# Exercise task:
Pull out every line with the word "Quality" from the entries below.

— start of Data for this task —

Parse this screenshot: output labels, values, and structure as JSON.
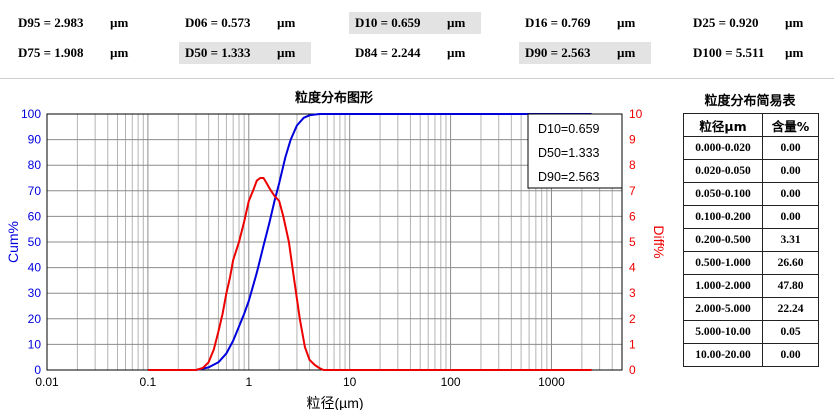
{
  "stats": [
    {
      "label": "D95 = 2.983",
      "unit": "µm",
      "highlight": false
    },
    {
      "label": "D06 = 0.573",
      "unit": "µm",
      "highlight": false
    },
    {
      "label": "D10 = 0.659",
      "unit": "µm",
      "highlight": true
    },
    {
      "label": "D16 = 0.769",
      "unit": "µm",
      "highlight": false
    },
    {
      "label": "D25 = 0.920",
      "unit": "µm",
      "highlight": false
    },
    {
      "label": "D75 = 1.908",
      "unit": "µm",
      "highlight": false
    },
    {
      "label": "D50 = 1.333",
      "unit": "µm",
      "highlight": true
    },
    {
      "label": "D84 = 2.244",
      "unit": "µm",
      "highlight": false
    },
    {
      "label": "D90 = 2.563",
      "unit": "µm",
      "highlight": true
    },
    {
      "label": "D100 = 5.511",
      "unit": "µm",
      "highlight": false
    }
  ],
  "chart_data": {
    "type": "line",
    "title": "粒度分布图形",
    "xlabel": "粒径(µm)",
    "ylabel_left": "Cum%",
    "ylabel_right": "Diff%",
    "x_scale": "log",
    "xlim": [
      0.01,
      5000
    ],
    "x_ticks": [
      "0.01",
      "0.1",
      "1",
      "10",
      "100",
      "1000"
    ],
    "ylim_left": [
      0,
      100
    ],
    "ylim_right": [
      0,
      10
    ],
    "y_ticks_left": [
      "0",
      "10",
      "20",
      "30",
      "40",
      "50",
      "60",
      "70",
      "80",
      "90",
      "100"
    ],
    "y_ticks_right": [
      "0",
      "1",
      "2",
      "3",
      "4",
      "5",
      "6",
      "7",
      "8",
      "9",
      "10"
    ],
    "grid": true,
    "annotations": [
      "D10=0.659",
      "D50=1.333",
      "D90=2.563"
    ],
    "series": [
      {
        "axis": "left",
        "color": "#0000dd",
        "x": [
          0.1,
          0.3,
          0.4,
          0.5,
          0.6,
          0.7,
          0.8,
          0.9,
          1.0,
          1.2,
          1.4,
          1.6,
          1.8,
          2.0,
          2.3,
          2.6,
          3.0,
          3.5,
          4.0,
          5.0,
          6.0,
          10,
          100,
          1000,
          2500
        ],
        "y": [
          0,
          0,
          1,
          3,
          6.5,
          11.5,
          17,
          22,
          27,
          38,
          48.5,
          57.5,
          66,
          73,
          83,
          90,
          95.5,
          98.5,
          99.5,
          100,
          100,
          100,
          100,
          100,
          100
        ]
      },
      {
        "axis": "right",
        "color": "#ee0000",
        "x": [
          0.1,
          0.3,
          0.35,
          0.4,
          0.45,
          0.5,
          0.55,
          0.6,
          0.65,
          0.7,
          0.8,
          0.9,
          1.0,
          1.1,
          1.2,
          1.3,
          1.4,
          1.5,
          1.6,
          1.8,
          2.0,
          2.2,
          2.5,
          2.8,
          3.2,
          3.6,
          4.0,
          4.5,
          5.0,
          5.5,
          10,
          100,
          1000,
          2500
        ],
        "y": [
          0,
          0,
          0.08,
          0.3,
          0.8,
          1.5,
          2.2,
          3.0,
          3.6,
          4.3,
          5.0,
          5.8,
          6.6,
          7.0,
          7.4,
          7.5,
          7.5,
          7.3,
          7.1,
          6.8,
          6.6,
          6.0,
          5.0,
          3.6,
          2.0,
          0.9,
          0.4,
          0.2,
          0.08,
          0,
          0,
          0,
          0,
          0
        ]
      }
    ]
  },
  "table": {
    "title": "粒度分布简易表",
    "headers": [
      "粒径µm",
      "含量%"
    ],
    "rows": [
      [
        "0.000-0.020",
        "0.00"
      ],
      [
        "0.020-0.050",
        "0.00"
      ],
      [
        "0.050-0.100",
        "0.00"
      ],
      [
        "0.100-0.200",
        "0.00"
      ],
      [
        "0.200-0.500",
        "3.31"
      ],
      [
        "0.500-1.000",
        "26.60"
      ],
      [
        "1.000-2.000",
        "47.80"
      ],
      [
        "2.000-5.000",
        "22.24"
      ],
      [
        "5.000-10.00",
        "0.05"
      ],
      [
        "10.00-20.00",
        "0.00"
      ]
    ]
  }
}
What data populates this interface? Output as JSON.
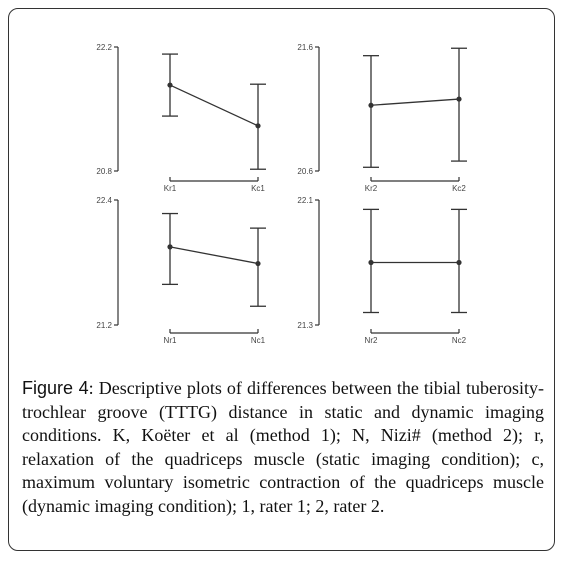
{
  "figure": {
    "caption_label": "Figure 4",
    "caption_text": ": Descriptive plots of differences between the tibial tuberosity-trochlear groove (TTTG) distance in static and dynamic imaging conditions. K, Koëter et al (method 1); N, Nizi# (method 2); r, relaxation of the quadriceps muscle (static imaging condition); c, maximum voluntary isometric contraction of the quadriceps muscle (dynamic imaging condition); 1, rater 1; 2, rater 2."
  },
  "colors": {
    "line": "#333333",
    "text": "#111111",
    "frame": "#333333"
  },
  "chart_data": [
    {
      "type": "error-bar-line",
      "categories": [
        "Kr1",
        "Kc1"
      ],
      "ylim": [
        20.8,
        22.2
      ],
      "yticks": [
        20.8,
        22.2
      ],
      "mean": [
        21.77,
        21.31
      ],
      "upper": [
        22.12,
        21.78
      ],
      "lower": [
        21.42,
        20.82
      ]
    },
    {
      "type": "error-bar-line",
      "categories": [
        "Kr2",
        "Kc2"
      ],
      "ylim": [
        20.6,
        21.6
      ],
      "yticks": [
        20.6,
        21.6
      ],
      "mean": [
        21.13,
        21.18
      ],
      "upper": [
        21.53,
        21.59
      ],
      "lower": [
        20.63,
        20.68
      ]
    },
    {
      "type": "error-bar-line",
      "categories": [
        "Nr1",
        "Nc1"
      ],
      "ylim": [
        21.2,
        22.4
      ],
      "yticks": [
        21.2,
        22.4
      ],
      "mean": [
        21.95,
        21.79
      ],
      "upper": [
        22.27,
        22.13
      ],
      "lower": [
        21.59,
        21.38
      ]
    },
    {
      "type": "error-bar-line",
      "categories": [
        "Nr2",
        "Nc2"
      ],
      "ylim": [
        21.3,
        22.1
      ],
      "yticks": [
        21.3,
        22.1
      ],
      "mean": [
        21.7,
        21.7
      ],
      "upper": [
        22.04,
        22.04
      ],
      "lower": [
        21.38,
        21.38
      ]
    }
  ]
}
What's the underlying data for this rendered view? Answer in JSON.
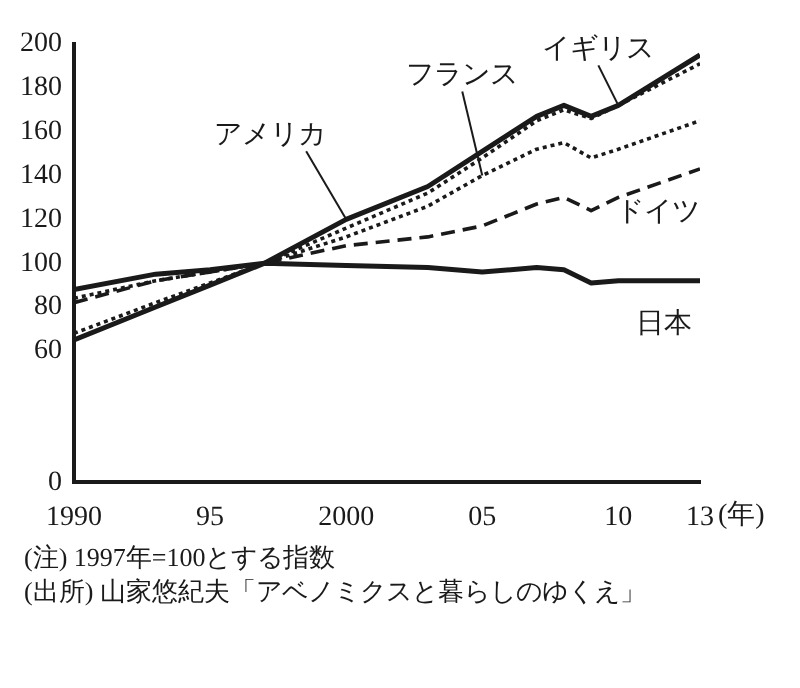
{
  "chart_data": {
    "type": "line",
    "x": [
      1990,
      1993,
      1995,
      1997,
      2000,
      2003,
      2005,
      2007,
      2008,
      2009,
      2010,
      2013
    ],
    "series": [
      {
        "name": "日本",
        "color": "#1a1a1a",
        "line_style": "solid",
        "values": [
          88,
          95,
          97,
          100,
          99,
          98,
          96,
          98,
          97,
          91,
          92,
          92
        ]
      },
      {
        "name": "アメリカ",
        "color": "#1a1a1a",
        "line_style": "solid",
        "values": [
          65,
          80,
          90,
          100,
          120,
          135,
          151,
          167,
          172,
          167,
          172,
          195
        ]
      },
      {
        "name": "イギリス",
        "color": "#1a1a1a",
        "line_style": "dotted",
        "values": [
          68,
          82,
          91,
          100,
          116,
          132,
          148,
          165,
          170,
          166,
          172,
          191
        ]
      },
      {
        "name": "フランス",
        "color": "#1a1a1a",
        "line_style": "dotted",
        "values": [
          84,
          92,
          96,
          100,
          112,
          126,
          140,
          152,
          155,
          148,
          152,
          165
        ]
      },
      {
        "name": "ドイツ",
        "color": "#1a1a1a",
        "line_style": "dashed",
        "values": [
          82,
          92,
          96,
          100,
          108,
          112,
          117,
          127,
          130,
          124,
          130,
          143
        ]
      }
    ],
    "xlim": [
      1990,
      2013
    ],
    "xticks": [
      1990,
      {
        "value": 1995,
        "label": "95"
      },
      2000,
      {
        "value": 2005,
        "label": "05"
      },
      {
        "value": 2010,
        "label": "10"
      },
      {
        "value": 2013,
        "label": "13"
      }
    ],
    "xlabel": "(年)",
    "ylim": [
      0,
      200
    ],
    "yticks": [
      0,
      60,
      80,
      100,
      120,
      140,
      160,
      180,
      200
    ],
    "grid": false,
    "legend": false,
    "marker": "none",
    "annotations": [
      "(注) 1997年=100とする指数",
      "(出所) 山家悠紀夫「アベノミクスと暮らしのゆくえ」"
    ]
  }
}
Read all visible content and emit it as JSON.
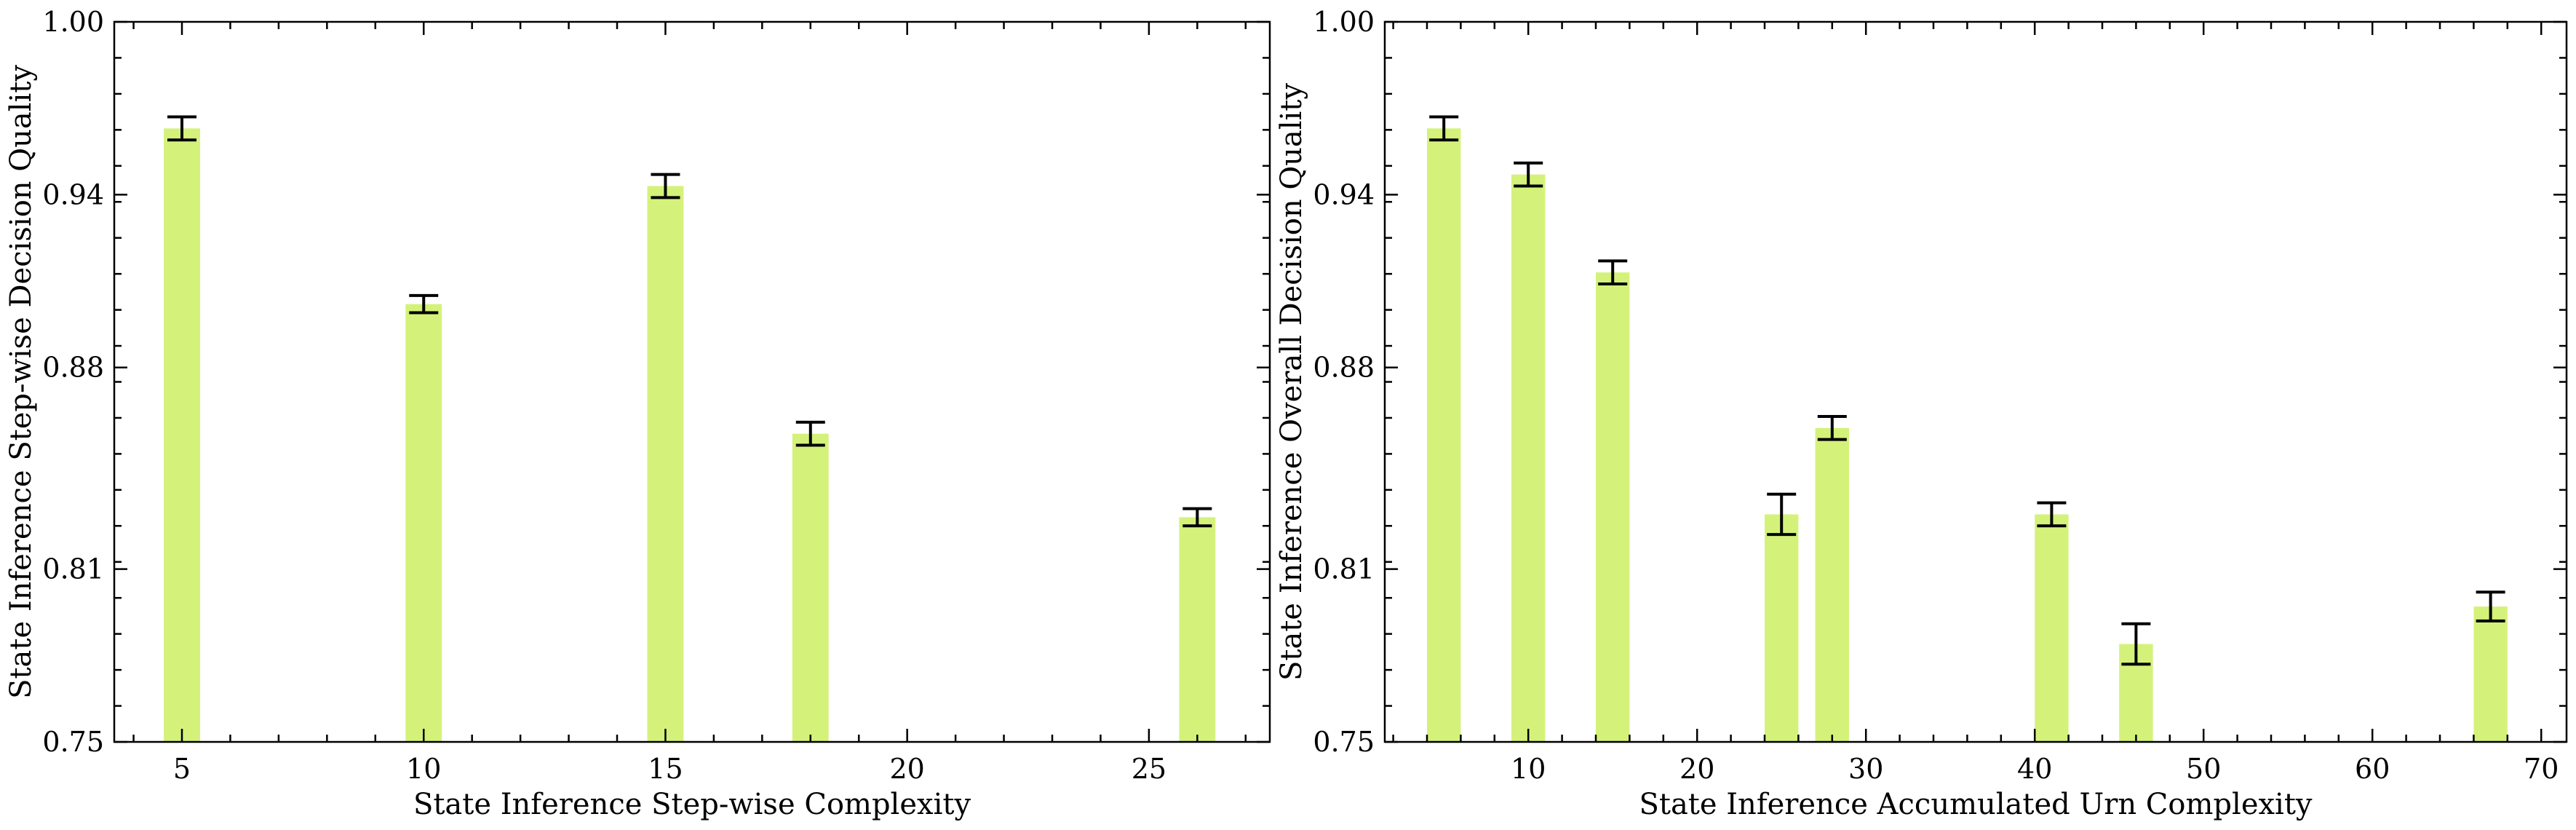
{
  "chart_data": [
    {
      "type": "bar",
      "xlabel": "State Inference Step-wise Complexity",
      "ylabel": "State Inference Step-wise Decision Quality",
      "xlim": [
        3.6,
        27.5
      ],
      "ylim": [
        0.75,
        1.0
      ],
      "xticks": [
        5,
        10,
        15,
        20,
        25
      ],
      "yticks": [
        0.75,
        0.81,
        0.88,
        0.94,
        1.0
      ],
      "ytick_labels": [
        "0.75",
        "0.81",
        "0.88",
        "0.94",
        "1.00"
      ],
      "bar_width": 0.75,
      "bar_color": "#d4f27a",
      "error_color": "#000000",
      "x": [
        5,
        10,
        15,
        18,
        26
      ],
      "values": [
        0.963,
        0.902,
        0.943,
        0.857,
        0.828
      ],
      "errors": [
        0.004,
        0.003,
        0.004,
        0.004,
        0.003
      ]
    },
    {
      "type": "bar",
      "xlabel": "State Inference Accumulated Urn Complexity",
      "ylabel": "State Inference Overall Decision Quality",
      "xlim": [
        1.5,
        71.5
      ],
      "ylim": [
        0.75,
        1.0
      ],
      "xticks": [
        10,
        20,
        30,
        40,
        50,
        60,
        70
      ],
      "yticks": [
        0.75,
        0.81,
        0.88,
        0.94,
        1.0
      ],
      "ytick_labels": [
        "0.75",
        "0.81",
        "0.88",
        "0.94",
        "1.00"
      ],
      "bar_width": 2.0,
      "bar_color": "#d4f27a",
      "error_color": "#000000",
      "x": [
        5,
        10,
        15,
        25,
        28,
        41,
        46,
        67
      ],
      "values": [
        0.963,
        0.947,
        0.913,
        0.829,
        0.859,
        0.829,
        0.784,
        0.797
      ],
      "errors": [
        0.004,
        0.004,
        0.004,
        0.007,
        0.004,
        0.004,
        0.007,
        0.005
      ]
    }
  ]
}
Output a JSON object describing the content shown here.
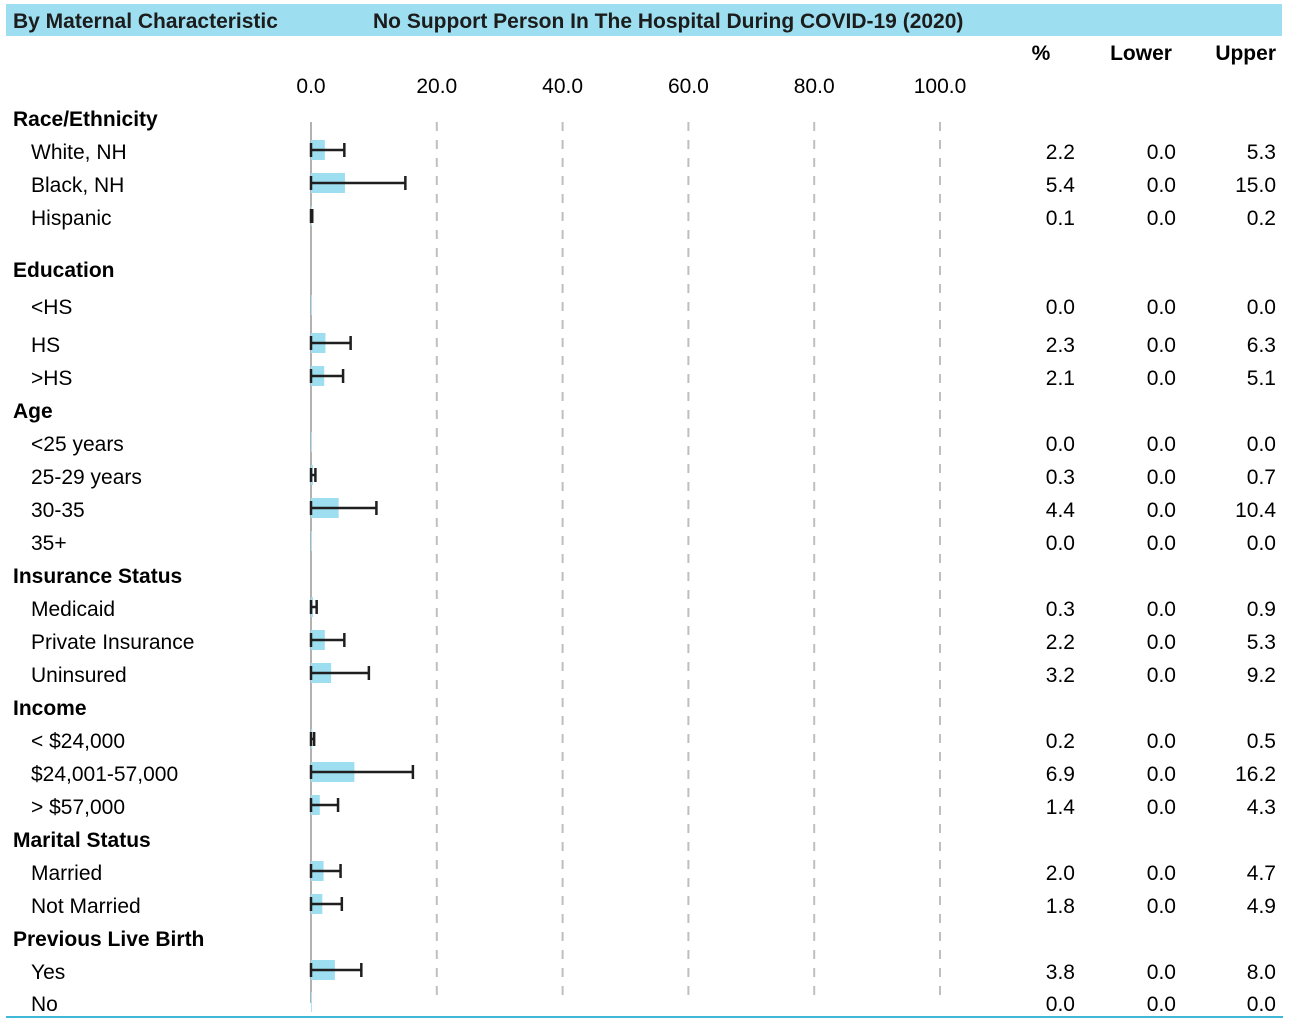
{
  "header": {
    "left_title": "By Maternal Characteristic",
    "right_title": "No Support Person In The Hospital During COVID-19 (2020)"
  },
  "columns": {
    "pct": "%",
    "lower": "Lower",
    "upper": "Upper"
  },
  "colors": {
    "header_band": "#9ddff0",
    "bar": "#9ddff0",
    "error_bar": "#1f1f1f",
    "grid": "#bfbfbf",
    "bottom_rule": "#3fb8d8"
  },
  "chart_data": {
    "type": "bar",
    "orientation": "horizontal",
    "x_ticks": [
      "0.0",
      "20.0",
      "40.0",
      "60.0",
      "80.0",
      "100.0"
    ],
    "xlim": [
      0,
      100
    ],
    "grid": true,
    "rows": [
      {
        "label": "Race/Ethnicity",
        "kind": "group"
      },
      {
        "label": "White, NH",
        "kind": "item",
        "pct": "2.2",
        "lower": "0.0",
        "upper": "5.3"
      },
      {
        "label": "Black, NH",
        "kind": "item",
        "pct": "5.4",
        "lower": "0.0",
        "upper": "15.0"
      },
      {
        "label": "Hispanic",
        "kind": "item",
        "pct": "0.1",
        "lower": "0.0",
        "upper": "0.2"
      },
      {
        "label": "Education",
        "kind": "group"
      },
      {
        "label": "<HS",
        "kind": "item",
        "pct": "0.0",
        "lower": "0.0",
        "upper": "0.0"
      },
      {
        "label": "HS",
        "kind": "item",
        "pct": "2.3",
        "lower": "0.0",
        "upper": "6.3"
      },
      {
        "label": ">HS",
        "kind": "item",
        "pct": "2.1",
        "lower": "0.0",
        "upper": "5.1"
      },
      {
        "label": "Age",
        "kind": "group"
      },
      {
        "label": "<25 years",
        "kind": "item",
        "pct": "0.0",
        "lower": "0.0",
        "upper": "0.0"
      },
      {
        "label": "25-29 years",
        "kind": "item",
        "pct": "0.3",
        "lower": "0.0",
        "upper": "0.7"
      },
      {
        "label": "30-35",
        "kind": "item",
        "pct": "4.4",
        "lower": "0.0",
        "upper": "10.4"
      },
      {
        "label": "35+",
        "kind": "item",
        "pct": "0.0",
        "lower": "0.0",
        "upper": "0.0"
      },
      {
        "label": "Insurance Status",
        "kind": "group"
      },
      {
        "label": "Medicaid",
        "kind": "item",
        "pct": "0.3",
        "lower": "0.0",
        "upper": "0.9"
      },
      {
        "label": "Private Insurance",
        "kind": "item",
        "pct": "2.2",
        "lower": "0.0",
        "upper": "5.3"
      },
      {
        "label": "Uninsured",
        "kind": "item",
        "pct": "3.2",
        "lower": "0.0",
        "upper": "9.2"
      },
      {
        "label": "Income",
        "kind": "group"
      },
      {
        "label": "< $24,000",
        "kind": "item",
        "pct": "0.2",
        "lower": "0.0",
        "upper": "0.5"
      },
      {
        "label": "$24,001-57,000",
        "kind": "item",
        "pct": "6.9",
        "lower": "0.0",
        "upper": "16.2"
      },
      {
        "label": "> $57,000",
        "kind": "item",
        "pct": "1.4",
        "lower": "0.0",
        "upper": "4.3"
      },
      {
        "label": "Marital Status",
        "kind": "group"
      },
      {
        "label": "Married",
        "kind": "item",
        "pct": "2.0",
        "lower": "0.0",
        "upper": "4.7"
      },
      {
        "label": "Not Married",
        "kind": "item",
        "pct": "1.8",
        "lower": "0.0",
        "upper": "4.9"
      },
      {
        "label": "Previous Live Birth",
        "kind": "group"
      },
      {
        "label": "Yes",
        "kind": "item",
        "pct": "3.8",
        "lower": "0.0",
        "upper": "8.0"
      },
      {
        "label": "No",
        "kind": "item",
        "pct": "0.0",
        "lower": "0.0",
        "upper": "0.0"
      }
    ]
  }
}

— end of Data for this task —

# Answer to the task:
      "ylabel": "State Inference Step-wise Decision Quality",
      "ylabel": "State Inference Overall Decision Quality",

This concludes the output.